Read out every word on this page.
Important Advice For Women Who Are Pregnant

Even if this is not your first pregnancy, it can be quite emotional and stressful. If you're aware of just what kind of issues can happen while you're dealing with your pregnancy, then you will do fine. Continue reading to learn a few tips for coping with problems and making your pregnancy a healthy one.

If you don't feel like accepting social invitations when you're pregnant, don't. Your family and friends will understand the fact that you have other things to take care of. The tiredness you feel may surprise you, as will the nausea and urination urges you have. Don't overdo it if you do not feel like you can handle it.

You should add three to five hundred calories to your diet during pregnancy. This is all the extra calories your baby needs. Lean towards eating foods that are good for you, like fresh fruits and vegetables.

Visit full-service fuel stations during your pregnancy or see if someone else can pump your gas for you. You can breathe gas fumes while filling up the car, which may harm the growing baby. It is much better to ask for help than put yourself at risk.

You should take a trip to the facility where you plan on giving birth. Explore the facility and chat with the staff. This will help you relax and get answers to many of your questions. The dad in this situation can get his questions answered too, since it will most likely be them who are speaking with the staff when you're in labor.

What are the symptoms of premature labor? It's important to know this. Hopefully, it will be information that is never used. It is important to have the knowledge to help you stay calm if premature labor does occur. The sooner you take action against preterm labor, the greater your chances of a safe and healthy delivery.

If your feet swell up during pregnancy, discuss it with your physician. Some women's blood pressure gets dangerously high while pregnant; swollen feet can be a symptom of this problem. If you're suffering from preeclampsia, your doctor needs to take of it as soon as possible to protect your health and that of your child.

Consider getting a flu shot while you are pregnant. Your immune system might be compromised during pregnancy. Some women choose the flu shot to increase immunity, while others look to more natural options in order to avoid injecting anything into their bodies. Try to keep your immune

··········

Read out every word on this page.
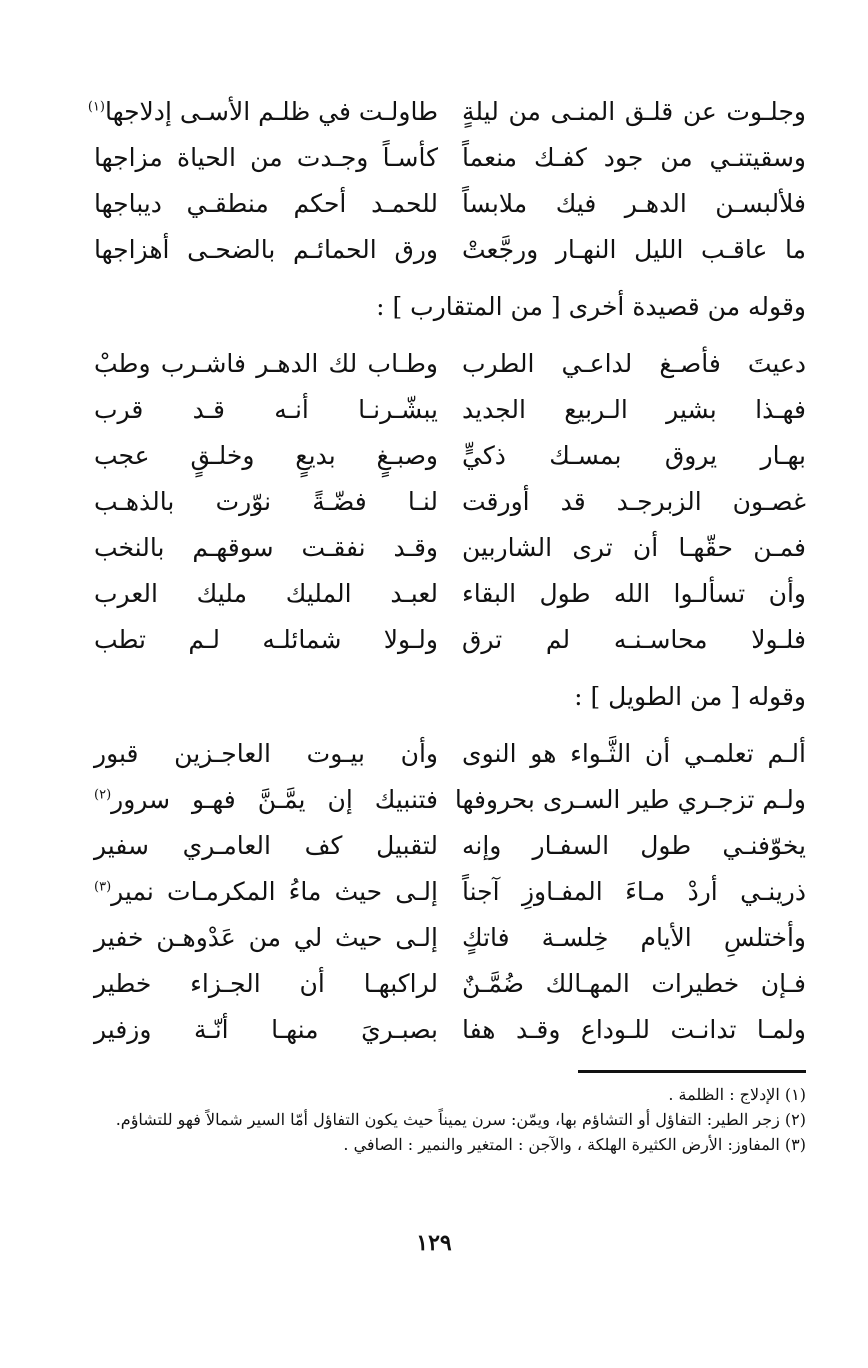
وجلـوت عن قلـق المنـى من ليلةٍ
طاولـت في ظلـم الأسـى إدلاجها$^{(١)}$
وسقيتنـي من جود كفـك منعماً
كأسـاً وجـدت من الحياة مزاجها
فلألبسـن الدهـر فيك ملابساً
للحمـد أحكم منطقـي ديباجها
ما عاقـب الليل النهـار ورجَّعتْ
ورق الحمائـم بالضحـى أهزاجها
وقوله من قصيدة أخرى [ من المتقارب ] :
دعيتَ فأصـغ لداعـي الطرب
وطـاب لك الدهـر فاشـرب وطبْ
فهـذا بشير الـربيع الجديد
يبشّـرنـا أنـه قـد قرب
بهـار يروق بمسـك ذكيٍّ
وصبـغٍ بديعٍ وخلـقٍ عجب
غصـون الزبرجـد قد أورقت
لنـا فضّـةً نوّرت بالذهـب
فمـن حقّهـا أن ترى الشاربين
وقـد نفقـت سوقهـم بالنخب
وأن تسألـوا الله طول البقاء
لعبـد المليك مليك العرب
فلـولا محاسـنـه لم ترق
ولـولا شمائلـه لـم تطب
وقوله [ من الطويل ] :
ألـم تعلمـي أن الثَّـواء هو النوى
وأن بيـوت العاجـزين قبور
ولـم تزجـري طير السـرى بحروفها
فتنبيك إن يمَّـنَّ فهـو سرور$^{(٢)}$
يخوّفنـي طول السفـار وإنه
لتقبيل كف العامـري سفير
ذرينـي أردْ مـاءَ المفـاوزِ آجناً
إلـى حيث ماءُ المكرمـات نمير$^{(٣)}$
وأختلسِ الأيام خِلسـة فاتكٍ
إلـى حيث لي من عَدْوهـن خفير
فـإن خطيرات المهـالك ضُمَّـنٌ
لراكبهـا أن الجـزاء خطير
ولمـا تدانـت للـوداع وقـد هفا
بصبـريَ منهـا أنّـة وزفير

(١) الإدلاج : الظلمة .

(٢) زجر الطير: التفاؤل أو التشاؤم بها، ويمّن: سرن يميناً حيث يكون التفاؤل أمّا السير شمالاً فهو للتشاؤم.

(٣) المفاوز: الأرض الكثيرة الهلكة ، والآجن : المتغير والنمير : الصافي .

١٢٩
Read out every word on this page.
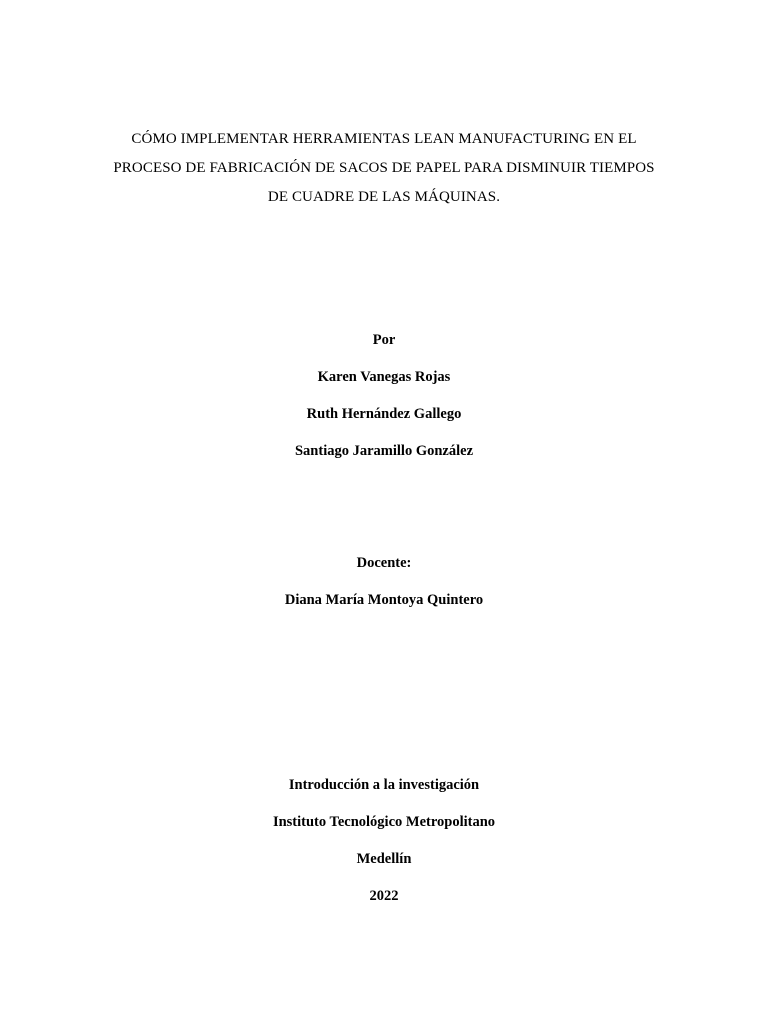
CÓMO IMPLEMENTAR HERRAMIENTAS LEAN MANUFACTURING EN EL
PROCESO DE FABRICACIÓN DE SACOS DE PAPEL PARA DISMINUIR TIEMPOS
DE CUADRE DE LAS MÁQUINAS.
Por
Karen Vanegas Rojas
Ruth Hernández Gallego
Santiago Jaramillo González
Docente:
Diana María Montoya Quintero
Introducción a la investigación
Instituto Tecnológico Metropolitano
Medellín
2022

··········

EXERCISE REQUIREMENTS:
Copy out all lines above that include the string "وقـد".

EXERCISE OUTPUT:
وقـد نفقـت سوقهـم بالنخب
ولمـا تدانـت للـوداع وقـد هفا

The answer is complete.